**SHORT EXERCISE**
Print exactly, and only, the lines running from the line containing "Read all visible" through the end of the records below.

**RECORDS TO PROCESS**

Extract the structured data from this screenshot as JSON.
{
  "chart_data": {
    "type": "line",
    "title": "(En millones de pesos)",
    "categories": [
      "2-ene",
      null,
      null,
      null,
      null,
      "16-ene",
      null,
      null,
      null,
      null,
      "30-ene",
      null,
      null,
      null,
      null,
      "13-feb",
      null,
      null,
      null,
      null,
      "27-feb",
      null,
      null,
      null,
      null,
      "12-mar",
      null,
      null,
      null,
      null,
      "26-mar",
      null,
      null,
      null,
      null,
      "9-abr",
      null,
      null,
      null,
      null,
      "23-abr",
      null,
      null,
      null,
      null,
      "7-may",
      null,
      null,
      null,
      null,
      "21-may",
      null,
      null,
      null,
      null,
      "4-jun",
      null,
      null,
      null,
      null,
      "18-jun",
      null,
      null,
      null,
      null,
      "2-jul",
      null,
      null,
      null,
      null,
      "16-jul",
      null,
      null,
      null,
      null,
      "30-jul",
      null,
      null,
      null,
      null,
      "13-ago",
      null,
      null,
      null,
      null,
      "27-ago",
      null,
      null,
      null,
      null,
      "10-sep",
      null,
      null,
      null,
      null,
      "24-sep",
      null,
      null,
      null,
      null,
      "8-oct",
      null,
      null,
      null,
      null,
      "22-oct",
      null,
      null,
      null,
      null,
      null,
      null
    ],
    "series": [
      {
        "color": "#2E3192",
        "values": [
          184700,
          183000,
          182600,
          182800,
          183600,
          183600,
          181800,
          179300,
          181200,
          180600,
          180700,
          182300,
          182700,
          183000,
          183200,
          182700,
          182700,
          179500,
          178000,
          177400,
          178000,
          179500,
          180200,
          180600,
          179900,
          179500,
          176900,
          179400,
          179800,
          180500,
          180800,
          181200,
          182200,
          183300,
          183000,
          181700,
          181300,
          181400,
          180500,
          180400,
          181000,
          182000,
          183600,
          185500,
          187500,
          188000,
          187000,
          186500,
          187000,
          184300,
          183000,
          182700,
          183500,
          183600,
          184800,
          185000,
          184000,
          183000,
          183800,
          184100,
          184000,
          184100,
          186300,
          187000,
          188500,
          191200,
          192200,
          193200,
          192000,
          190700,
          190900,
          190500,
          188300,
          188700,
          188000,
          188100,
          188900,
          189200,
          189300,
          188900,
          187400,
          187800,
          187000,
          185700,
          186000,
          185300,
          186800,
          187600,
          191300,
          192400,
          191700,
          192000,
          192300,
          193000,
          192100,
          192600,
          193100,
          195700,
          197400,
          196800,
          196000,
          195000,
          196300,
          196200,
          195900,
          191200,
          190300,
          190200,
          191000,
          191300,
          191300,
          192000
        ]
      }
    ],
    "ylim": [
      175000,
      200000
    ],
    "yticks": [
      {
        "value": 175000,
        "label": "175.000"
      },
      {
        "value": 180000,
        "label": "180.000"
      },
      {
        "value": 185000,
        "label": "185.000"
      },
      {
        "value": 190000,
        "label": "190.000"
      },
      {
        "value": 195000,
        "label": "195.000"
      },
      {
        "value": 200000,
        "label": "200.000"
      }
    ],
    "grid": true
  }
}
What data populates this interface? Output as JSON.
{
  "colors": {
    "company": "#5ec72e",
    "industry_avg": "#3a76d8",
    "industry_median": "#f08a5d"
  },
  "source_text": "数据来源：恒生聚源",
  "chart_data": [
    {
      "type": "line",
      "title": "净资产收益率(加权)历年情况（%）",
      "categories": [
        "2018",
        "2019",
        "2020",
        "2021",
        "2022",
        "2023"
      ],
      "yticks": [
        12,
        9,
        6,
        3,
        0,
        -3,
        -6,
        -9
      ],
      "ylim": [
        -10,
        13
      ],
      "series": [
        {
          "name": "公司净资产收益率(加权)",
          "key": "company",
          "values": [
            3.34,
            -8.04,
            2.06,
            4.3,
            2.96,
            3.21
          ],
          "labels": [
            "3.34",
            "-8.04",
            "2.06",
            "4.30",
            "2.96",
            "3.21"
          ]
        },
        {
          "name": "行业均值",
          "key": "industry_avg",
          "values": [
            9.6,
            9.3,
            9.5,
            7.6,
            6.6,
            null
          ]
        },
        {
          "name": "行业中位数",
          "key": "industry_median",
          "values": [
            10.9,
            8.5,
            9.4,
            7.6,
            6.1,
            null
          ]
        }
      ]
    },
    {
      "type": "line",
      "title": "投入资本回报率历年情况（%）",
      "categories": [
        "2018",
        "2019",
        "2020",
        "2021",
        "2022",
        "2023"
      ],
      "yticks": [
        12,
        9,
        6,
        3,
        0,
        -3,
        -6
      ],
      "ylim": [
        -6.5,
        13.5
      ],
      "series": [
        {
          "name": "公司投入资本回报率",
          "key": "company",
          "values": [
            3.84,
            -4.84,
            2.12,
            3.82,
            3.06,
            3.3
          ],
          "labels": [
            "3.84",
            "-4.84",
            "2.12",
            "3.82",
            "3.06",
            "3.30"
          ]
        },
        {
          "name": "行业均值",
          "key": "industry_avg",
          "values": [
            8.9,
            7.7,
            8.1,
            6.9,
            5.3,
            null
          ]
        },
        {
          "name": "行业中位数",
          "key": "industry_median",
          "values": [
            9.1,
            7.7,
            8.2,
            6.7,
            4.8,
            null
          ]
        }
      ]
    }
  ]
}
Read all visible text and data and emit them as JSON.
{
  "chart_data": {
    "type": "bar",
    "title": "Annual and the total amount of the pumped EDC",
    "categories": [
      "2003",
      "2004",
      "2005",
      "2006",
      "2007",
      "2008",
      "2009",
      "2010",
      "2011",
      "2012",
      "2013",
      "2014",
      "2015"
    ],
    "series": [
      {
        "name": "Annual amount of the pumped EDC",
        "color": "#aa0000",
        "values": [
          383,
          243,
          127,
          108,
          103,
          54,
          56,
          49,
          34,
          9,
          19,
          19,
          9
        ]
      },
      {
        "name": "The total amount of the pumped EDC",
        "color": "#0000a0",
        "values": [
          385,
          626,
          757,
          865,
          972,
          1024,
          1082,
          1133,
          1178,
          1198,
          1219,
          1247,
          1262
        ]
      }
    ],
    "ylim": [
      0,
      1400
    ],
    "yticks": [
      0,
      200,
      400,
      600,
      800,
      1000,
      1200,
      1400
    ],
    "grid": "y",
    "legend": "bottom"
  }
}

**RESPONSE BELOW**
Read all visible text and data and emit them as JSON.
{
  "chart_data": {
    "type": "bar",
    "title": "Annual and the total amount of the pumped EDC",
    "categories": [
      "2003",
      "2004",
      "2005",
      "2006",
      "2007",
      "2008",
      "2009",
      "2010",
      "2011",
      "2012",
      "2013",
      "2014",
      "2015"
    ],
    "series": [
      {
        "name": "Annual amount of the pumped EDC",
        "color": "#aa0000",
        "values": [
          383,
          243,
          127,
          108,
          103,
          54,
          56,
          49,
          34,
          9,
          19,
          19,
          9
        ]
      },
      {
        "name": "The total amount of the pumped EDC",
        "color": "#0000a0",
        "values": [
          385,
          626,
          757,
          865,
          972,
          1024,
          1082,
          1133,
          1178,
          1198,
          1219,
          1247,
          1262
        ]
      }
    ],
    "ylim": [
      0,
      1400
    ],
    "yticks": [
      0,
      200,
      400,
      600,
      800,
      1000,
      1200,
      1400
    ],
    "grid": "y",
    "legend": "bottom"
  }
}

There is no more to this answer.